◆ **Directions**: Look for the string "this" in the lines and copy each line that has it.

⁂

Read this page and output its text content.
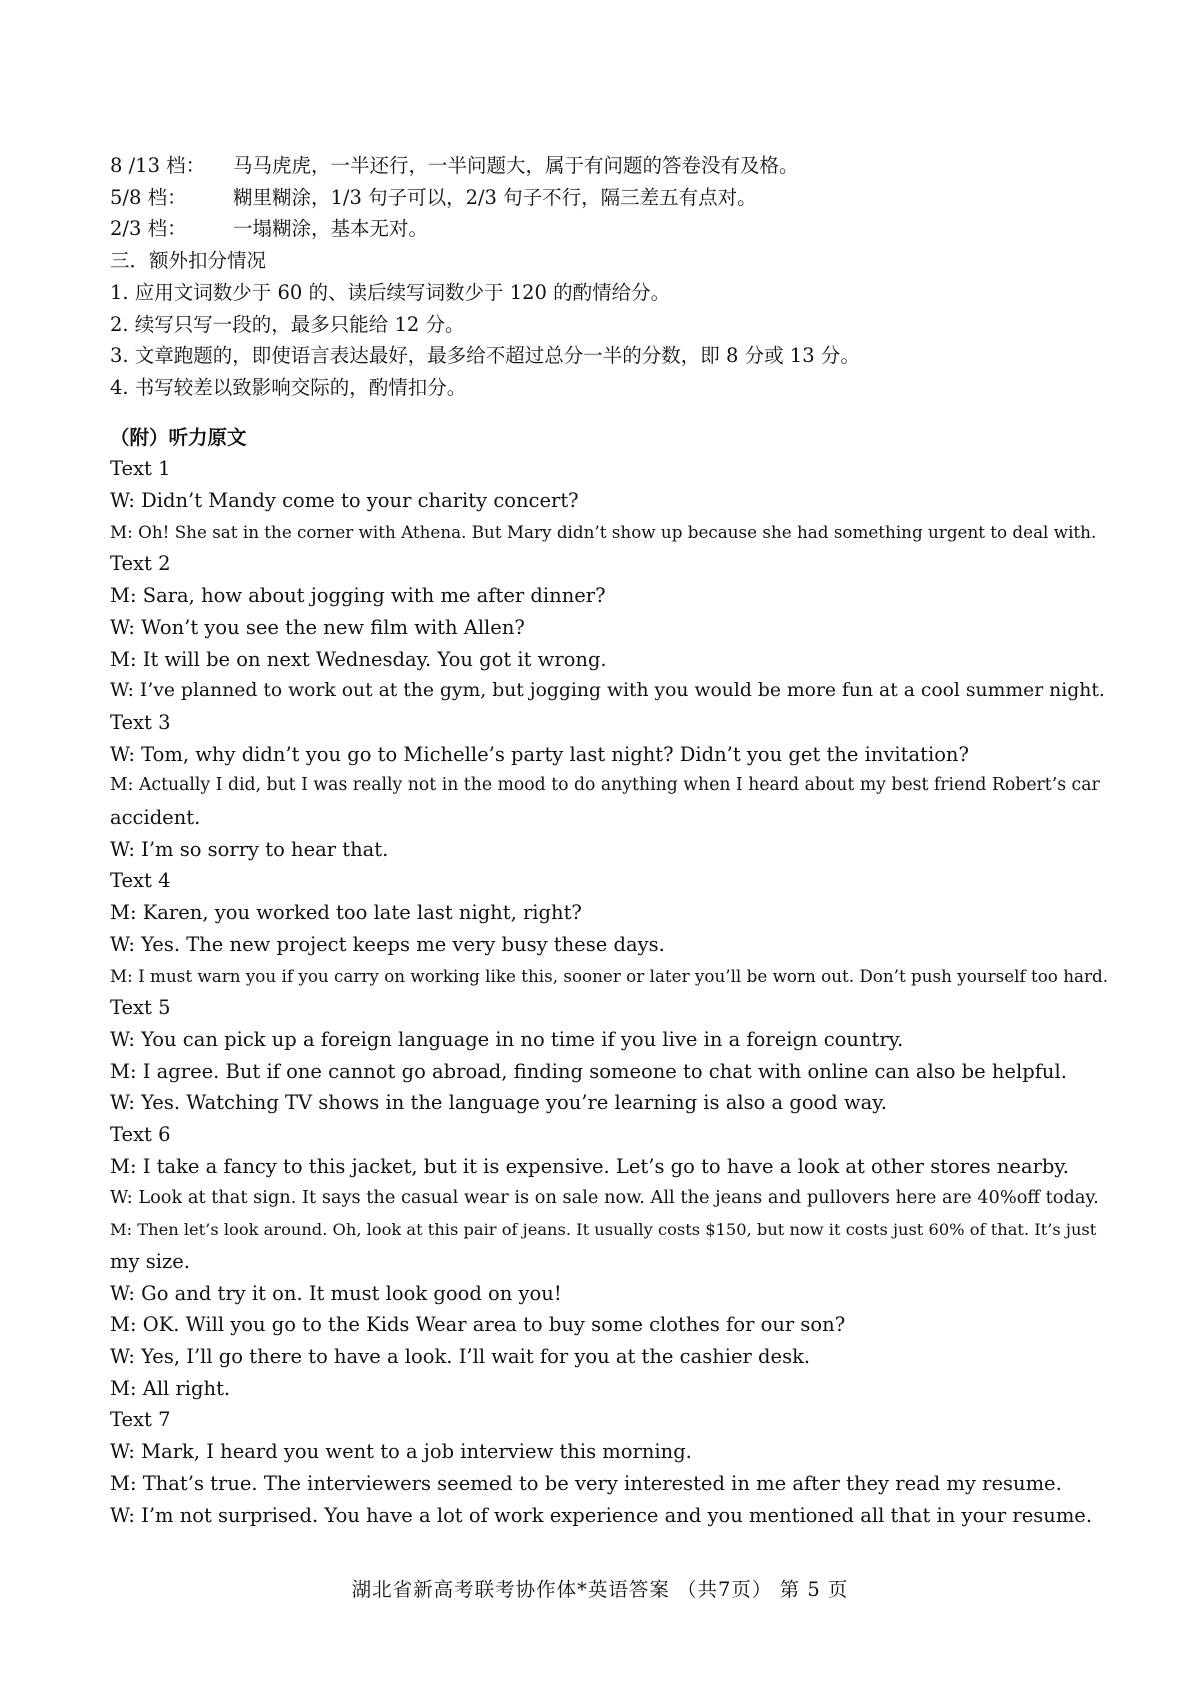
8 /13 档：	马马虎虎，一半还行，一半问题大，属于有问题的答卷没有及格。
5/8 档：	糊里糊涂，1/3 句子可以，2/3 句子不行，隔三差五有点对。
2/3 档：	一塌糊涂，基本无对。
三．额外扣分情况
1. 应用文词数少于 60 的、读后续写词数少于 120 的酌情给分。
2. 续写只写一段的，最多只能给 12 分。
3. 文章跑题的，即使语言表达最好，最多给不超过总分一半的分数，即 8 分或 13 分。
4. 书写较差以致影响交际的，酌情扣分。
（附）听力原文
Text 1
W: Didn’t Mandy come to your charity concert?
M: Oh! She sat in the corner with Athena. But Mary didn’t show up because she had something urgent to deal with.
Text 2
M: Sara, how about jogging with me after dinner?
W: Won’t you see the new film with Allen?
M: It will be on next Wednesday. You got it wrong.
W: I’ve planned to work out at the gym, but jogging with you would be more fun at a cool summer night.
Text 3
W: Tom, why didn’t you go to Michelle’s party last night? Didn’t you get the invitation?
M: Actually I did, but I was really not in the mood to do anything when I heard about my best friend Robert’s car
accident.
W: I’m so sorry to hear that.
Text 4
M: Karen, you worked too late last night, right?
W: Yes. The new project keeps me very busy these days.
M: I must warn you if you carry on working like this, sooner or later you’ll be worn out. Don’t push yourself too hard.
Text 5
W: You can pick up a foreign language in no time if you live in a foreign country.
M: I agree. But if one cannot go abroad, finding someone to chat with online can also be helpful.
W: Yes. Watching TV shows in the language you’re learning is also a good way.
Text 6
M: I take a fancy to this jacket, but it is expensive. Let’s go to have a look at other stores nearby.
W: Look at that sign. It says the casual wear is on sale now. All the jeans and pullovers here are 40%off today.
M: Then let’s look around. Oh, look at this pair of jeans. It usually costs $150, but now it costs just 60% of that. It’s just
my size.
W: Go and try it on. It must look good on you!
M: OK. Will you go to the Kids Wear area to buy some clothes for our son?
W: Yes, I’ll go there to have a look. I’ll wait for you at the cashier desk.
M: All right.
Text 7
W: Mark, I heard you went to a job interview this morning.
M: That’s true. The interviewers seemed to be very interested in me after they read my resume.
W: I’m not surprised. You have a lot of work experience and you mentioned all that in your resume.
湖北省新高考联考协作体*英语答案 （共7页） 第 5 页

⁂

◆ **Result**:
Read this page and output its text content.
M: I must warn you if you carry on working like this, sooner or later you’ll be worn out. Don’t push yourself too hard.
M: I take a fancy to this jacket, but it is expensive. Let’s go to have a look at other stores nearby.
M: Then let’s look around. Oh, look at this pair of jeans. It usually costs $150, but now it costs just 60% of that. It’s just
W: Mark, I heard you went to a job interview this morning.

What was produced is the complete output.